**** RECORDS SUPPLIED ****

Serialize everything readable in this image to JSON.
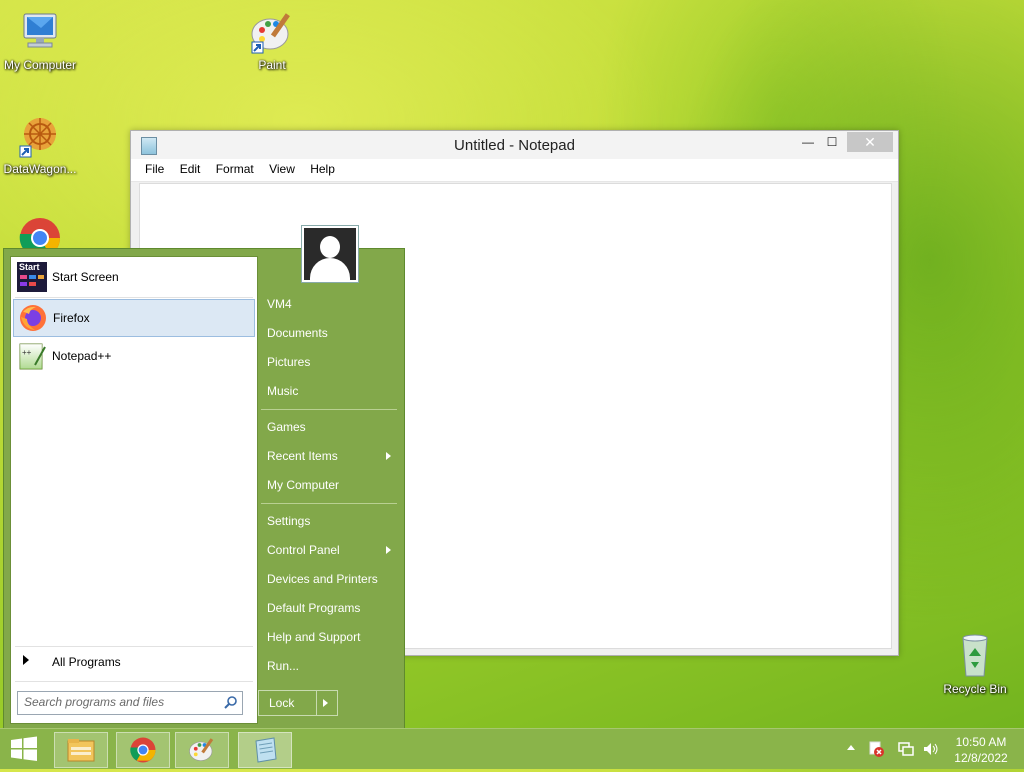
{
  "desktop": {
    "icons": [
      {
        "label": "My Computer",
        "icon": "computer-icon"
      },
      {
        "label": "Paint",
        "icon": "paint-icon"
      },
      {
        "label": "DataWagon...",
        "icon": "datawagon-icon"
      },
      {
        "label": "Recycle Bin",
        "icon": "recycle-bin-icon"
      }
    ]
  },
  "notepad": {
    "title": "Untitled - Notepad",
    "menu": [
      "File",
      "Edit",
      "Format",
      "View",
      "Help"
    ],
    "buttons": {
      "minimize": "—",
      "maximize": "☐",
      "close": "✕"
    },
    "content": ""
  },
  "start_menu": {
    "pinned": [
      {
        "label": "Start Screen",
        "icon": "start-screen-icon"
      },
      {
        "label": "Firefox",
        "icon": "firefox-icon",
        "selected": true
      },
      {
        "label": "Notepad++",
        "icon": "notepadpp-icon"
      }
    ],
    "all_programs": "All Programs",
    "search_placeholder": "Search programs and files",
    "right_items": [
      {
        "label": "VM4"
      },
      {
        "label": "Documents"
      },
      {
        "label": "Pictures"
      },
      {
        "label": "Music"
      },
      {
        "label": "Games"
      },
      {
        "label": "Recent Items",
        "submenu": true
      },
      {
        "label": "My Computer"
      },
      {
        "label": "Settings"
      },
      {
        "label": "Control Panel",
        "submenu": true
      },
      {
        "label": "Devices and Printers"
      },
      {
        "label": "Default Programs"
      },
      {
        "label": "Help and Support"
      },
      {
        "label": "Run..."
      }
    ],
    "lock_label": "Lock",
    "start_tile_text": "Start"
  },
  "taskbar": {
    "pinned": [
      "file-explorer-icon",
      "chrome-icon",
      "paint-icon",
      "notepad-icon"
    ],
    "tray": [
      "up-arrow-icon",
      "action-center-icon",
      "network-icon",
      "volume-icon"
    ],
    "time": "10:50 AM",
    "date": "12/8/2022"
  },
  "colors": {
    "start_menu_bg": "#82a84a",
    "taskbar_bg": "#8ab44a",
    "selection": "#dce8f4"
  }
}
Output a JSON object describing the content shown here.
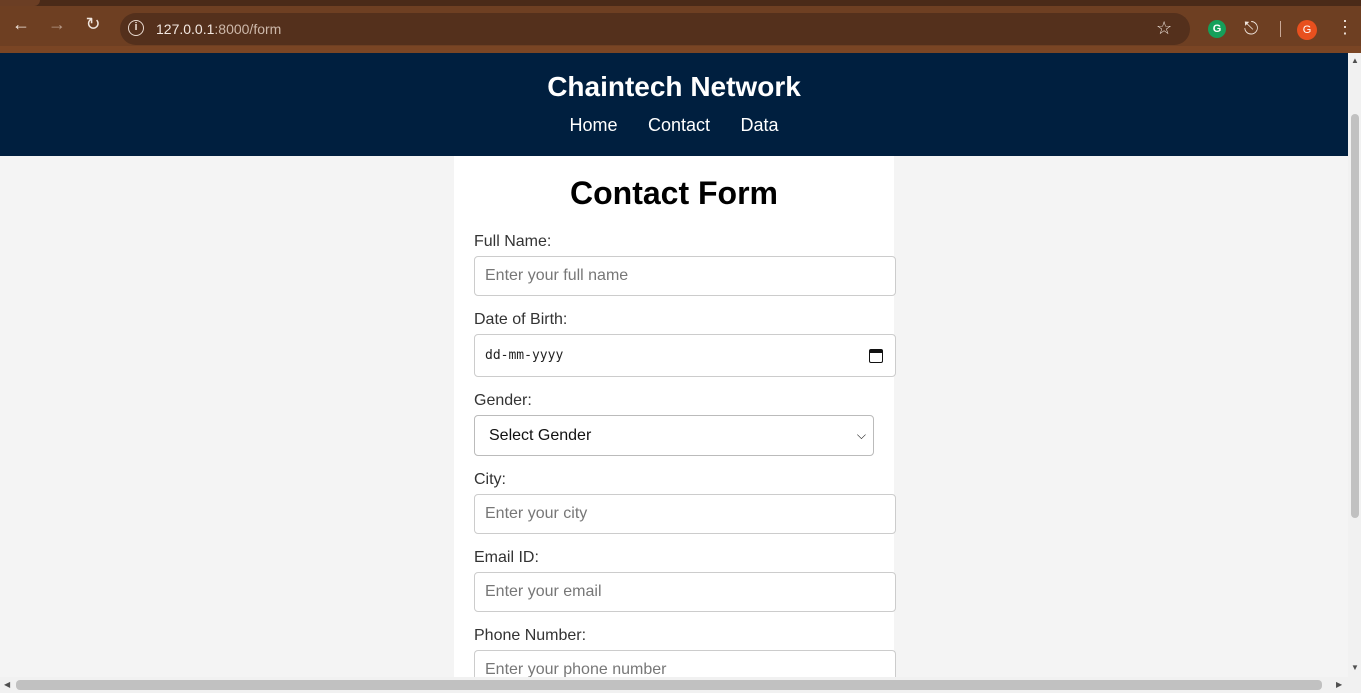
{
  "browser": {
    "url_host": "127.0.0.1",
    "url_path": ":8000/form",
    "extension_label": "G",
    "profile_initial": "G",
    "icons": [
      "back-arrow-icon",
      "forward-arrow-icon",
      "reload-icon",
      "info-icon",
      "star-icon",
      "grammarly-icon",
      "puzzle-icon",
      "menu-dots-icon"
    ]
  },
  "header": {
    "title": "Chaintech Network",
    "nav": [
      "Home",
      "Contact",
      "Data"
    ]
  },
  "form": {
    "title": "Contact Form",
    "full_name": {
      "label": "Full Name:",
      "placeholder": "Enter your full name"
    },
    "dob": {
      "label": "Date of Birth:",
      "placeholder": "dd-mm-yyyy"
    },
    "gender": {
      "label": "Gender:",
      "selected": "Select Gender"
    },
    "city": {
      "label": "City:",
      "placeholder": "Enter your city"
    },
    "email": {
      "label": "Email ID:",
      "placeholder": "Enter your email"
    },
    "phone": {
      "label": "Phone Number:",
      "placeholder": "Enter your phone number"
    }
  },
  "colors": {
    "header_bg": "#001f3f",
    "browser_toolbar": "#6e3f22",
    "page_bg": "#f4f4f4"
  }
}
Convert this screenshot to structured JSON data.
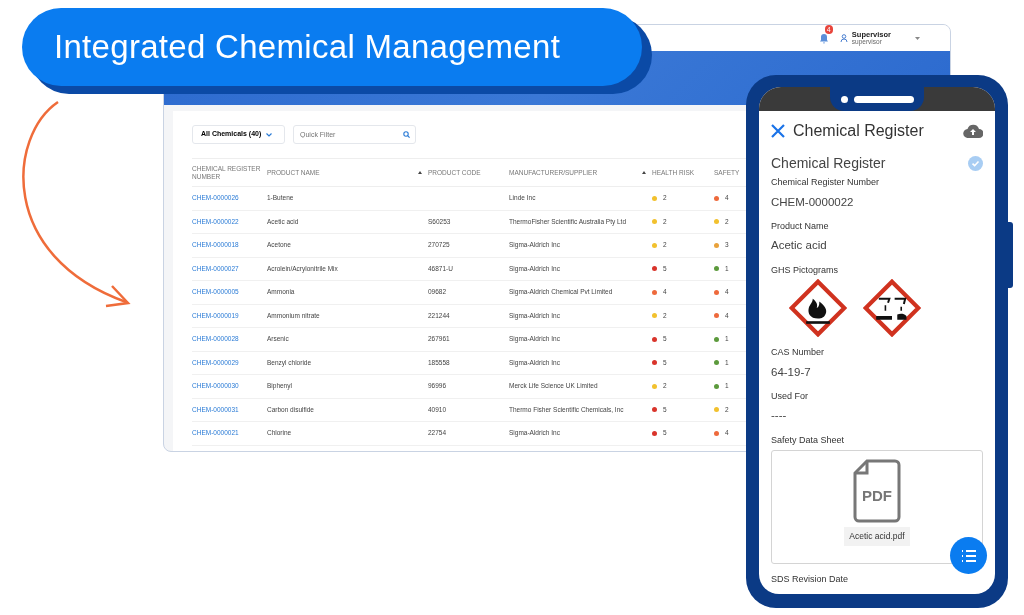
{
  "banner": {
    "title": "Integrated Chemical Management"
  },
  "desktop": {
    "header": {
      "notification_count": "4",
      "user_name": "Supervisor",
      "user_role": "supervisor"
    },
    "toolbar": {
      "view": "All Chemicals (40)",
      "filter_placeholder": "Quick Filter"
    },
    "table": {
      "columns": [
        {
          "label": "CHEMICAL REGISTER NUMBER",
          "sort_arrow": false
        },
        {
          "label": "PRODUCT NAME",
          "sort_arrow": true
        },
        {
          "label": "PRODUCT CODE",
          "sort_arrow": false
        },
        {
          "label": "MANUFACTURER/SUPPLIER",
          "sort_arrow": true
        },
        {
          "label": "HEALTH RISK",
          "sort_arrow": false
        },
        {
          "label": "SAFETY",
          "sort_arrow": false
        }
      ],
      "rows": [
        {
          "number": "CHEM-0000026",
          "product": "1-Butene",
          "manufacturer": "Linde Inc",
          "health": {
            "value": "2",
            "color": "#f2c12e"
          },
          "safety": {
            "value": "4",
            "color": "#ee6a3c"
          }
        },
        {
          "number": "CHEM-0000022",
          "product": "Acetic acid",
          "code": "S60253",
          "manufacturer": "ThermoFisher Scientific Australia Pty Ltd",
          "health": {
            "value": "2",
            "color": "#f2c12e"
          },
          "safety": {
            "value": "2",
            "color": "#f2c12e"
          }
        },
        {
          "number": "CHEM-0000018",
          "product": "Acetone",
          "code": "270725",
          "manufacturer": "Sigma-Aldrich Inc",
          "health": {
            "value": "2",
            "color": "#f2c12e"
          },
          "safety": {
            "value": "3",
            "color": "#e9a23b"
          }
        },
        {
          "number": "CHEM-0000027",
          "product": "Acrolein/Acrylonitrile Mix",
          "code": "46871-U",
          "manufacturer": "Sigma-Aldrich Inc",
          "health": {
            "value": "5",
            "color": "#d9342b"
          },
          "safety": {
            "value": "1",
            "color": "#5c9a3c"
          }
        },
        {
          "number": "CHEM-0000005",
          "product": "Ammonia",
          "code": "09682",
          "manufacturer": "Sigma-Aldrich Chemical Pvt Limited",
          "health": {
            "value": "4",
            "color": "#ee6a3c"
          },
          "safety": {
            "value": "4",
            "color": "#ee6a3c"
          }
        },
        {
          "number": "CHEM-0000019",
          "product": "Ammonium nitrate",
          "code": "221244",
          "manufacturer": "Sigma-Aldrich Inc",
          "health": {
            "value": "2",
            "color": "#f2c12e"
          },
          "safety": {
            "value": "4",
            "color": "#ee6a3c"
          }
        },
        {
          "number": "CHEM-0000028",
          "product": "Arsenic",
          "code": "267961",
          "manufacturer": "Sigma-Aldrich Inc",
          "health": {
            "value": "5",
            "color": "#d9342b"
          },
          "safety": {
            "value": "1",
            "color": "#5c9a3c"
          }
        },
        {
          "number": "CHEM-0000029",
          "product": "Benzyl chloride",
          "code": "185558",
          "manufacturer": "Sigma-Aldrich Inc",
          "health": {
            "value": "5",
            "color": "#d9342b"
          },
          "safety": {
            "value": "1",
            "color": "#5c9a3c"
          }
        },
        {
          "number": "CHEM-0000030",
          "product": "Biphenyl",
          "code": "96996",
          "manufacturer": "Merck Life Science UK Limited",
          "health": {
            "value": "2",
            "color": "#f2c12e"
          },
          "safety": {
            "value": "1",
            "color": "#5c9a3c"
          }
        },
        {
          "number": "CHEM-0000031",
          "product": "Carbon disulfide",
          "code": "40910",
          "manufacturer": "Thermo Fisher Scientific Chemicals, Inc",
          "health": {
            "value": "5",
            "color": "#d9342b"
          },
          "safety": {
            "value": "2",
            "color": "#f2c12e"
          }
        },
        {
          "number": "CHEM-0000021",
          "product": "Chlorine",
          "code": "22754",
          "manufacturer": "Sigma-Aldrich Inc",
          "health": {
            "value": "5",
            "color": "#d9342b"
          },
          "safety": {
            "value": "4",
            "color": "#ee6a3c"
          }
        }
      ]
    }
  },
  "phone": {
    "title": "Chemical Register",
    "section": "Chemical Register",
    "verified": true,
    "fields": [
      {
        "kind": "text",
        "label": "Chemical Register Number",
        "value": "CHEM-0000022"
      },
      {
        "kind": "text",
        "label": "Product Name",
        "value": "Acetic acid"
      },
      {
        "kind": "pictograms",
        "label": "GHS Pictograms",
        "pictograms": [
          {
            "kind": "flame"
          },
          {
            "kind": "corrosion"
          }
        ]
      },
      {
        "kind": "text",
        "label": "CAS Number",
        "value": "64-19-7"
      },
      {
        "kind": "text",
        "label": "Used For",
        "value": "----"
      },
      {
        "kind": "file",
        "label": "Safety Data Sheet",
        "file_type": "PDF",
        "file_name": "Acetic acid.pdf"
      },
      {
        "kind": "label",
        "label": "SDS Revision Date"
      }
    ]
  }
}
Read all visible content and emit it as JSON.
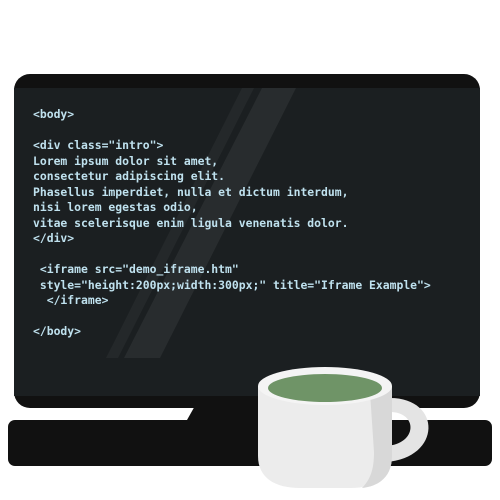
{
  "code": {
    "lines": [
      "<body>",
      "",
      "<div class=\"intro\">",
      "Lorem ipsum dolor sit amet,",
      "consectetur adipiscing elit.",
      "Phasellus imperdiet, nulla et dictum interdum,",
      "nisi lorem egestas odio,",
      "vitae scelerisque enim ligula venenatis dolor.",
      "</div>",
      "",
      " <iframe src=\"demo_iframe.htm\"",
      " style=\"height:200px;width:300px;\" title=\"Iframe Example\">",
      "  </iframe>",
      "",
      "</body>"
    ]
  },
  "colors": {
    "screen_bezel": "#111111",
    "screen_face": "#1b1f21",
    "code_text": "#bfe1ee",
    "mug_body": "#ececec",
    "mug_shadow": "#d4d4d4",
    "tea": "#6f9467",
    "page_background": "#ffffff"
  },
  "icons": {
    "monitor": "monitor-icon",
    "mug": "coffee-mug-icon"
  }
}
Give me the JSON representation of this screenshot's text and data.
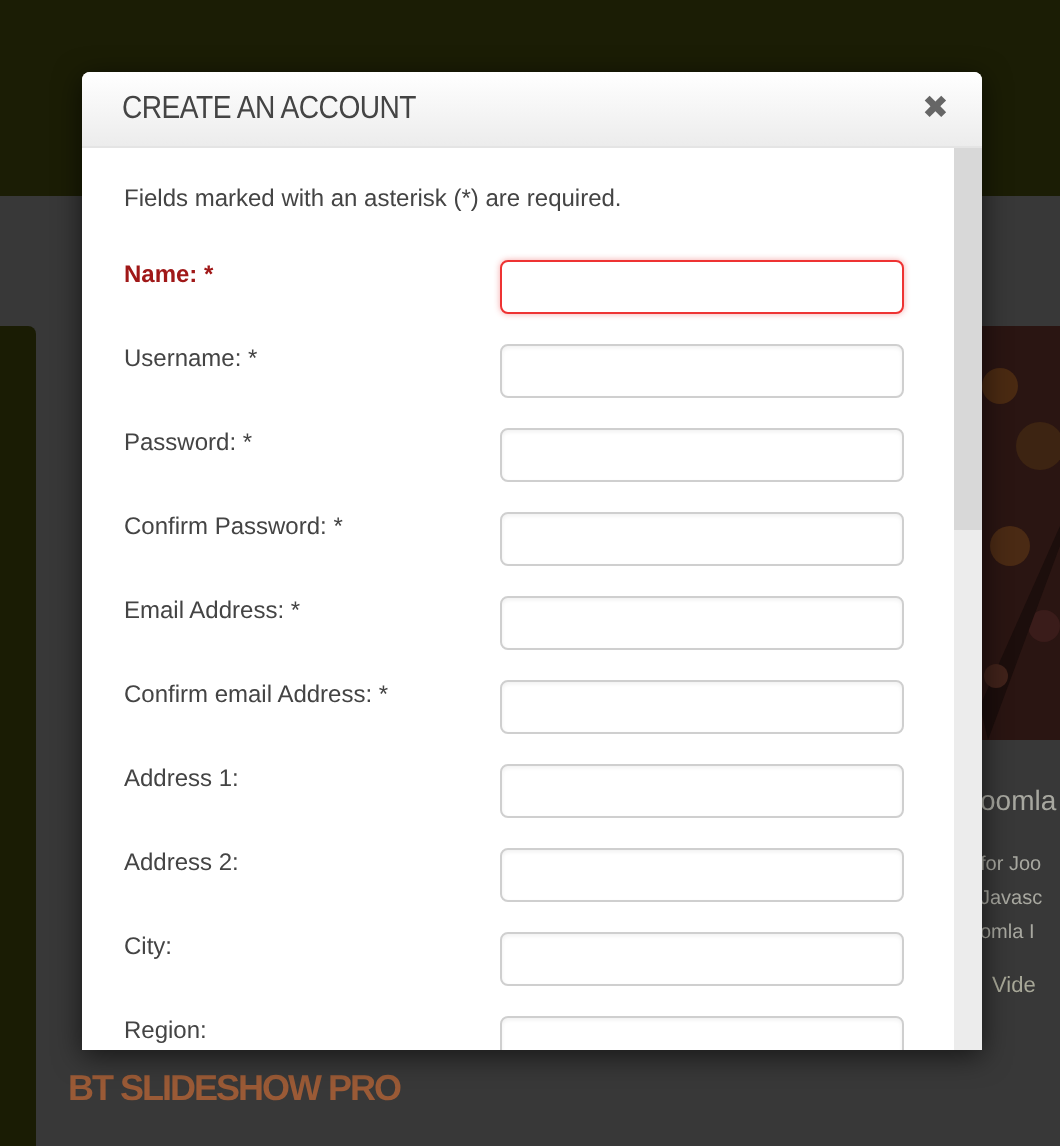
{
  "background": {
    "showcase": {
      "heading": "oomla",
      "lines": [
        "for Joo",
        "Javasc",
        "omla I"
      ],
      "link": "Vide"
    },
    "module_title": "BT SLIDESHOW PRO"
  },
  "dialog": {
    "title": "CREATE AN ACCOUNT",
    "close": "✖",
    "note": "Fields marked with an asterisk (*) are required.",
    "fields": [
      {
        "label": "Name: *",
        "invalid": true
      },
      {
        "label": "Username: *",
        "invalid": false
      },
      {
        "label": "Password: *",
        "invalid": false
      },
      {
        "label": "Confirm Password: *",
        "invalid": false
      },
      {
        "label": "Email Address: *",
        "invalid": false
      },
      {
        "label": "Confirm email Address: *",
        "invalid": false
      },
      {
        "label": "Address 1:",
        "invalid": false
      },
      {
        "label": "Address 2:",
        "invalid": false
      },
      {
        "label": "City:",
        "invalid": false
      },
      {
        "label": "Region:",
        "invalid": false
      }
    ]
  }
}
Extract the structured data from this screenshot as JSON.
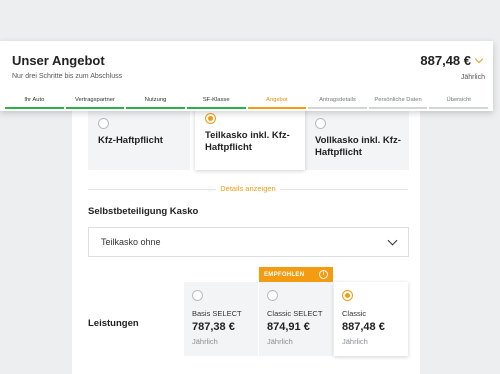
{
  "header": {
    "title": "Unser Angebot",
    "subtitle": "Nur drei Schritte bis zum Abschluss",
    "price": "887,48 €",
    "period": "Jährlich",
    "steps": [
      {
        "label": "Ihr Auto",
        "state": "done"
      },
      {
        "label": "Vertragspartner",
        "state": "done"
      },
      {
        "label": "Nutzung",
        "state": "done"
      },
      {
        "label": "SF-Klasse",
        "state": "done"
      },
      {
        "label": "Angebot",
        "state": "active"
      },
      {
        "label": "Antragsdetails",
        "state": "pending"
      },
      {
        "label": "Persönliche Daten",
        "state": "pending"
      },
      {
        "label": "Übersicht",
        "state": "pending"
      }
    ]
  },
  "coverage": {
    "options": [
      {
        "label": "Kfz-Haftpflicht",
        "selected": false
      },
      {
        "label": "Teilkasko inkl. Kfz-Haftpflicht",
        "selected": true
      },
      {
        "label": "Vollkasko inkl. Kfz-Haftpflicht",
        "selected": false
      }
    ],
    "details_link": "Details anzeigen"
  },
  "deductible": {
    "title": "Selbstbeteiligung Kasko",
    "value": "Teilkasko ohne"
  },
  "plans": {
    "section_label": "Leistungen",
    "badge": "EMPFOHLEN",
    "items": [
      {
        "name": "Basis SELECT",
        "price": "787,38 €",
        "period": "Jährlich",
        "selected": false
      },
      {
        "name": "Classic SELECT",
        "price": "874,91 €",
        "period": "Jährlich",
        "selected": false
      },
      {
        "name": "Classic",
        "price": "887,48 €",
        "period": "Jährlich",
        "selected": true
      }
    ]
  },
  "colors": {
    "accent": "#f39c12",
    "done": "#2db04b",
    "pending": "#d3d6d9"
  }
}
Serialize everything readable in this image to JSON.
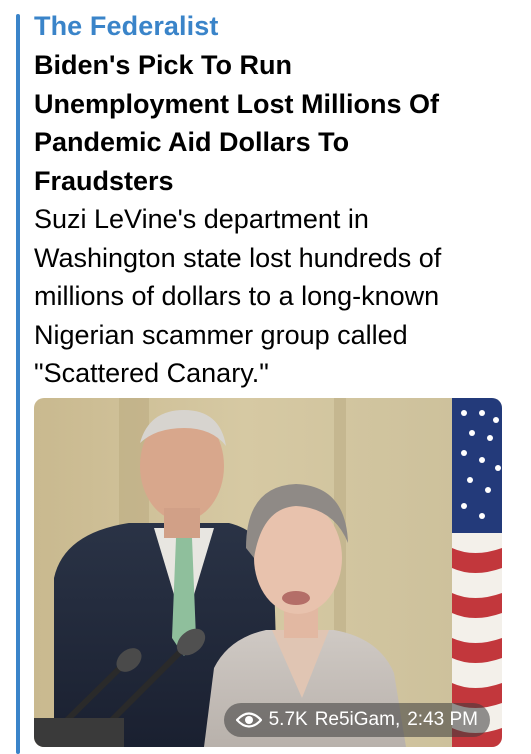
{
  "message": {
    "site_name": "The Federalist",
    "title": "Biden's Pick To Run Unemployment Lost Millions Of Pandemic Aid Dollars To Fraudsters",
    "description": "Suzi LeVine's department in Washington state lost hundreds of millions of dollars to a long-known Nigerian scammer group called \"Scattered Canary.\"",
    "views": "5.7K",
    "author": "Re5iGam",
    "time": "2:43 PM"
  },
  "colors": {
    "accent": "#3a84c9",
    "text": "#000000"
  },
  "icons": {
    "views": "eye-icon"
  }
}
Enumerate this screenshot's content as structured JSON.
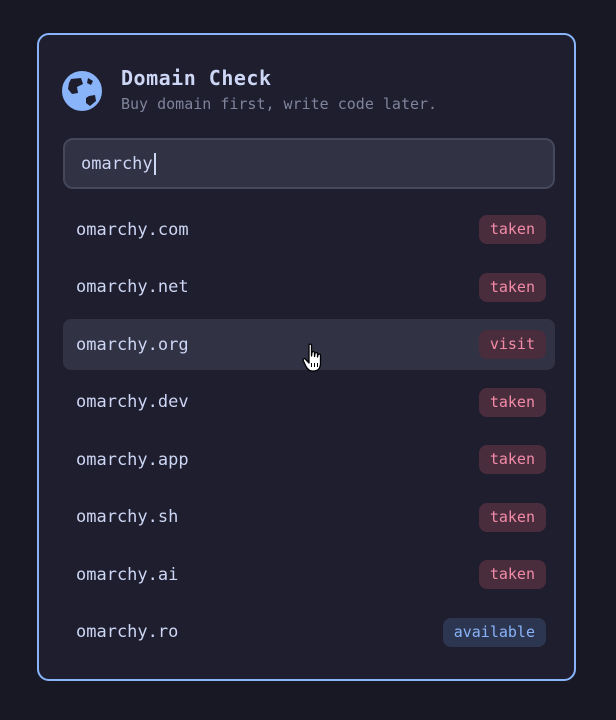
{
  "app": {
    "title": "Domain Check",
    "subtitle": "Buy domain first, write code later.",
    "icon": "globe-icon"
  },
  "search": {
    "value": "omarchy"
  },
  "colors": {
    "accent": "#89b4fa",
    "taken": "#f38ba8",
    "background": "#1e1e2e"
  },
  "results": [
    {
      "domain": "omarchy.com",
      "status": "taken"
    },
    {
      "domain": "omarchy.net",
      "status": "taken"
    },
    {
      "domain": "omarchy.org",
      "status": "visit",
      "hovered": true
    },
    {
      "domain": "omarchy.dev",
      "status": "taken"
    },
    {
      "domain": "omarchy.app",
      "status": "taken"
    },
    {
      "domain": "omarchy.sh",
      "status": "taken"
    },
    {
      "domain": "omarchy.ai",
      "status": "taken"
    },
    {
      "domain": "omarchy.ro",
      "status": "available"
    }
  ]
}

****

*EXERCISE BRIEF*. Copy each line in the data that holds the word "content".

*RESULT OF THIS TASK*.
    "content": ""
Output a JSON object describing the content shown here.
Read all visible content and emit it as JSON.
Enumerate this screenshot's content as structured JSON.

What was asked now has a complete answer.